Pull out every line below containing the word "assigned".

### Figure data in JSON
:::::
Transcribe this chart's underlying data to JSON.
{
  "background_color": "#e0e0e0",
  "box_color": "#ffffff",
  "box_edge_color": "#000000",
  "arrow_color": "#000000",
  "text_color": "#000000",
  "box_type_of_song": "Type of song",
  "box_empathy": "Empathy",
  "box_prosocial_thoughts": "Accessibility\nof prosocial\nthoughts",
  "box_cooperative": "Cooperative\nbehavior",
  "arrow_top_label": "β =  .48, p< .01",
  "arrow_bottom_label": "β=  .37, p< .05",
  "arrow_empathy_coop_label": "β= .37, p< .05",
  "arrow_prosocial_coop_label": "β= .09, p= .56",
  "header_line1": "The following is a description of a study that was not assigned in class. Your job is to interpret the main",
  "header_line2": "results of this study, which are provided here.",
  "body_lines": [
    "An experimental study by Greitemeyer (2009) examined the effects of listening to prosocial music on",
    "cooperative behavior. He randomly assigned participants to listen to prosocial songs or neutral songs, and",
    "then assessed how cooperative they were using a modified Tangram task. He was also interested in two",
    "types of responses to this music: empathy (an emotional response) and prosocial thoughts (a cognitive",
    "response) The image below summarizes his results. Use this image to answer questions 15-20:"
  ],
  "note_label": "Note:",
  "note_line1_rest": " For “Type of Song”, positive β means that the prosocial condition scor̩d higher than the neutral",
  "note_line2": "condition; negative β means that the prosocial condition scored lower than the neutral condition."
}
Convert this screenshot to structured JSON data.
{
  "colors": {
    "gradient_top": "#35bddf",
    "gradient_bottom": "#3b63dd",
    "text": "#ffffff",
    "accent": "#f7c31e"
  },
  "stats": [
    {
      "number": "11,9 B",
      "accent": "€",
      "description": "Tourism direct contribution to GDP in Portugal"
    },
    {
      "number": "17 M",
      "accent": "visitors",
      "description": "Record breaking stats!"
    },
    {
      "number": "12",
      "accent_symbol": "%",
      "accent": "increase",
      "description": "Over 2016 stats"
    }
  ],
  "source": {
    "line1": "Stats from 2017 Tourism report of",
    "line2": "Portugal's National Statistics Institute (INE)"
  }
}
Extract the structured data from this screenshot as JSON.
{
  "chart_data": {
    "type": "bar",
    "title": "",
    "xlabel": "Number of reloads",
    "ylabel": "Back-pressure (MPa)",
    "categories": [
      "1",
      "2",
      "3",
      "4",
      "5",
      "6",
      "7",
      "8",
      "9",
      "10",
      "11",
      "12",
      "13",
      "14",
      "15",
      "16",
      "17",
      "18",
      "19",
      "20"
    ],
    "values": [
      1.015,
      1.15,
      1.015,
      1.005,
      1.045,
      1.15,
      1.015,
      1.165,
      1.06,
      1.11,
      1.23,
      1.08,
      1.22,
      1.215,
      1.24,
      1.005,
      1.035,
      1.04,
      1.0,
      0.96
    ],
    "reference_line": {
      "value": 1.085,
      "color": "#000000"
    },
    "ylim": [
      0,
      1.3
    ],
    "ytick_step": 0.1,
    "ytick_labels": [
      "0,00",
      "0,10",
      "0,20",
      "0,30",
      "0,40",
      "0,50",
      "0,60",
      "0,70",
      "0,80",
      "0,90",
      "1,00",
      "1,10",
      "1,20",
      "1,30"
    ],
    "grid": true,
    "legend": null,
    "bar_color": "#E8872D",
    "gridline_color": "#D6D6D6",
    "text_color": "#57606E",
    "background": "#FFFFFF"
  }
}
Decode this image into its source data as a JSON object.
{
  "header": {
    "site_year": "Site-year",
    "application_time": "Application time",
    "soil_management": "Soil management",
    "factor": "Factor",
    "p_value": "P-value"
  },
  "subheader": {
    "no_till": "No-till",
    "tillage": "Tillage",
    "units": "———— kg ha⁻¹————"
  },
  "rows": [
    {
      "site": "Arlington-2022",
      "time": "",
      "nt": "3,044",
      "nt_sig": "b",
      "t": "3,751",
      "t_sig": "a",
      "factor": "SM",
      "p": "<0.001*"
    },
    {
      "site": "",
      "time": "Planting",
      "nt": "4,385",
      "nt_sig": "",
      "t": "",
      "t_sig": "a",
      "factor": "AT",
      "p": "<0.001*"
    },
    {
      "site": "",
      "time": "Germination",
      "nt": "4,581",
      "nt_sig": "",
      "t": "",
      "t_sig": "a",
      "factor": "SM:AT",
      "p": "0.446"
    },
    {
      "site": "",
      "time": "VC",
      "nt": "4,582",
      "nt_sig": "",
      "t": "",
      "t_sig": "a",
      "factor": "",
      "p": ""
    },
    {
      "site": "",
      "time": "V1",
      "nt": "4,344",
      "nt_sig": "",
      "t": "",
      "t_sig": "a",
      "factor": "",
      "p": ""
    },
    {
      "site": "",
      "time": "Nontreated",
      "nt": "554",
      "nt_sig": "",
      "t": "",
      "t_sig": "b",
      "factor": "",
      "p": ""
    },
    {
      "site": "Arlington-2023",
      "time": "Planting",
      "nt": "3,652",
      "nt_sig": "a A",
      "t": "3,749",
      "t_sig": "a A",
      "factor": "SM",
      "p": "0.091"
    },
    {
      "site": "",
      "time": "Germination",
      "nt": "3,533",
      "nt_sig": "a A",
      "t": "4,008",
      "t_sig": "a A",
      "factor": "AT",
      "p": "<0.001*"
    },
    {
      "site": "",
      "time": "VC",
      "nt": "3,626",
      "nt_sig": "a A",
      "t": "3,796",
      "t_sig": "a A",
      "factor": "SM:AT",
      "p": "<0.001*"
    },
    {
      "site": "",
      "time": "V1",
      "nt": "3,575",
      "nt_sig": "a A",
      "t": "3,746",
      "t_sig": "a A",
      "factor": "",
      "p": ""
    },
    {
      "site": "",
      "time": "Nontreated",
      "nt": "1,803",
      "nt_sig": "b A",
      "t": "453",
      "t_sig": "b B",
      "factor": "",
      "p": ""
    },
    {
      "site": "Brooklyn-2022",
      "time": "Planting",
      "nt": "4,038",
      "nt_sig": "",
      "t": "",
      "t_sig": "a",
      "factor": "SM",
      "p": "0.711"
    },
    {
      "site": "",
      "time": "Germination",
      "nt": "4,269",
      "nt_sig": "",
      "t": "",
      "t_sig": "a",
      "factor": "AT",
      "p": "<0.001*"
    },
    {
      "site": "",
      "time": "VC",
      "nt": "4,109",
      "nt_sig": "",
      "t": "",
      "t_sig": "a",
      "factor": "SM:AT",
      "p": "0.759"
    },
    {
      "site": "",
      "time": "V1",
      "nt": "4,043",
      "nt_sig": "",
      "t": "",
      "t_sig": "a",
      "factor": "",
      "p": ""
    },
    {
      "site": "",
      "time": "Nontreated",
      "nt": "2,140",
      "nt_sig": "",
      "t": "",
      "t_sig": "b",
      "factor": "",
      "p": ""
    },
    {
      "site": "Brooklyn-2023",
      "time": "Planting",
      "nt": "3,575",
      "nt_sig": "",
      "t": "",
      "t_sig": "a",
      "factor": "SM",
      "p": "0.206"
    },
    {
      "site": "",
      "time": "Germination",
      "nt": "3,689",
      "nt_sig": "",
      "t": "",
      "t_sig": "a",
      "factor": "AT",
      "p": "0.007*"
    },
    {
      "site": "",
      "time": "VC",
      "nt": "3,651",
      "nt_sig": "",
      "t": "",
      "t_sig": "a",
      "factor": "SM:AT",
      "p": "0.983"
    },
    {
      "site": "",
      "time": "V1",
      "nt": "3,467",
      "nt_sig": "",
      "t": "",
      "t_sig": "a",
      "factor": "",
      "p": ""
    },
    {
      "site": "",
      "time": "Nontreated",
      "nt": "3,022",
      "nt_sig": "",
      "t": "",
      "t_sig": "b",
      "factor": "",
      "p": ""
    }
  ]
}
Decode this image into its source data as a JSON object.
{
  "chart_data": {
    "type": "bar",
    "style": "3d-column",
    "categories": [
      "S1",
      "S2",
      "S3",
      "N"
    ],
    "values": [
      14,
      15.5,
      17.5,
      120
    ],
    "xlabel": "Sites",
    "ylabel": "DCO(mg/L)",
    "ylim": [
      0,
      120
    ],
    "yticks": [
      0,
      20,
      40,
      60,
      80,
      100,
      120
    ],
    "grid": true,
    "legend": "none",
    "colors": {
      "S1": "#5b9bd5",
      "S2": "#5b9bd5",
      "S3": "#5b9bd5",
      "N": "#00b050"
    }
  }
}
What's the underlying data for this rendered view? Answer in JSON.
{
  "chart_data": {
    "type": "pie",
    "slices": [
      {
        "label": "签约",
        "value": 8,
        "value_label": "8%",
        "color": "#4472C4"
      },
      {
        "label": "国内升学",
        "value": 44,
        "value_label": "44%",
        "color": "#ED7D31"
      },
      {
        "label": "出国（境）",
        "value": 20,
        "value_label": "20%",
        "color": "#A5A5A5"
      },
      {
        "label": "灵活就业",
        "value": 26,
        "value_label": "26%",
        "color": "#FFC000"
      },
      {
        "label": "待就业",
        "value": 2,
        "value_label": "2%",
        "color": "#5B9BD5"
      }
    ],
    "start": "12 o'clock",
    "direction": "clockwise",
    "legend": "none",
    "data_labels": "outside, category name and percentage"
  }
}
:::::
### SOLVED EXERCISE
  "header_line1": "The following is a description of a study that was not assigned in class. Your job is to interpret the main",
    "cooperative behavior. He randomly assigned participants to listen to prosocial songs or neutral songs, and",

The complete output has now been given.